_Work to be completed_.
Word for word, repeat the entries, minus the pictures.
═══
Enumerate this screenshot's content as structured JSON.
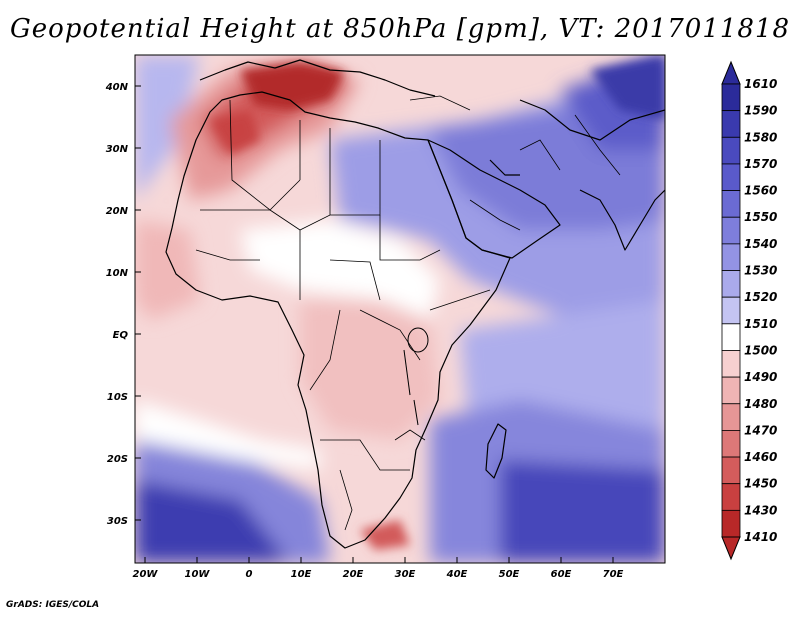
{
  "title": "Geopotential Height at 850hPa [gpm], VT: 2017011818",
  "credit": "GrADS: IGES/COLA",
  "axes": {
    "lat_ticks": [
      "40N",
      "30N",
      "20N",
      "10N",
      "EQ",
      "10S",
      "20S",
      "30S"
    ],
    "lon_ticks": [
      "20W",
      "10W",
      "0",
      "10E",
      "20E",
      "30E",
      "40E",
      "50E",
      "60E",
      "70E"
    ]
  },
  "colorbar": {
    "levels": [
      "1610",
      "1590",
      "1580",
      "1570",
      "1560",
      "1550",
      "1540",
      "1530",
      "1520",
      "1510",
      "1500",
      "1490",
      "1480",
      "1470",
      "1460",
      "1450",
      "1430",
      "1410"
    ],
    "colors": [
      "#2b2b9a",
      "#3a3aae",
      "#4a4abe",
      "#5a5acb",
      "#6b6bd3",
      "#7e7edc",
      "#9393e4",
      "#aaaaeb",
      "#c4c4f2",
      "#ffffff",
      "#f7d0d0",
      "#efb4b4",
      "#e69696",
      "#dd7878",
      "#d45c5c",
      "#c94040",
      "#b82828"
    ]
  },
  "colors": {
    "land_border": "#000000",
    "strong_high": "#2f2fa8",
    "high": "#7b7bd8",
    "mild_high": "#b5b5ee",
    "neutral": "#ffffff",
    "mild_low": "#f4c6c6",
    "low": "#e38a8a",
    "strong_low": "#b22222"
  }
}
═══
_Solution below_.
Enumerate this screenshot's content as structured JSON.
{
  "title": "Geopotential Height at 850hPa [gpm], VT: 2017011818",
  "credit": "GrADS: IGES/COLA",
  "axes": {
    "lat_ticks": [
      "40N",
      "30N",
      "20N",
      "10N",
      "EQ",
      "10S",
      "20S",
      "30S"
    ],
    "lon_ticks": [
      "20W",
      "10W",
      "0",
      "10E",
      "20E",
      "30E",
      "40E",
      "50E",
      "60E",
      "70E"
    ]
  },
  "colorbar": {
    "levels": [
      "1610",
      "1590",
      "1580",
      "1570",
      "1560",
      "1550",
      "1540",
      "1530",
      "1520",
      "1510",
      "1500",
      "1490",
      "1480",
      "1470",
      "1460",
      "1450",
      "1430",
      "1410"
    ],
    "colors": [
      "#2b2b9a",
      "#3a3aae",
      "#4a4abe",
      "#5a5acb",
      "#6b6bd3",
      "#7e7edc",
      "#9393e4",
      "#aaaaeb",
      "#c4c4f2",
      "#ffffff",
      "#f7d0d0",
      "#efb4b4",
      "#e69696",
      "#dd7878",
      "#d45c5c",
      "#c94040",
      "#b82828"
    ]
  },
  "colors": {
    "land_border": "#000000",
    "strong_high": "#2f2fa8",
    "high": "#7b7bd8",
    "mild_high": "#b5b5ee",
    "neutral": "#ffffff",
    "mild_low": "#f4c6c6",
    "low": "#e38a8a",
    "strong_low": "#b22222"
  }
}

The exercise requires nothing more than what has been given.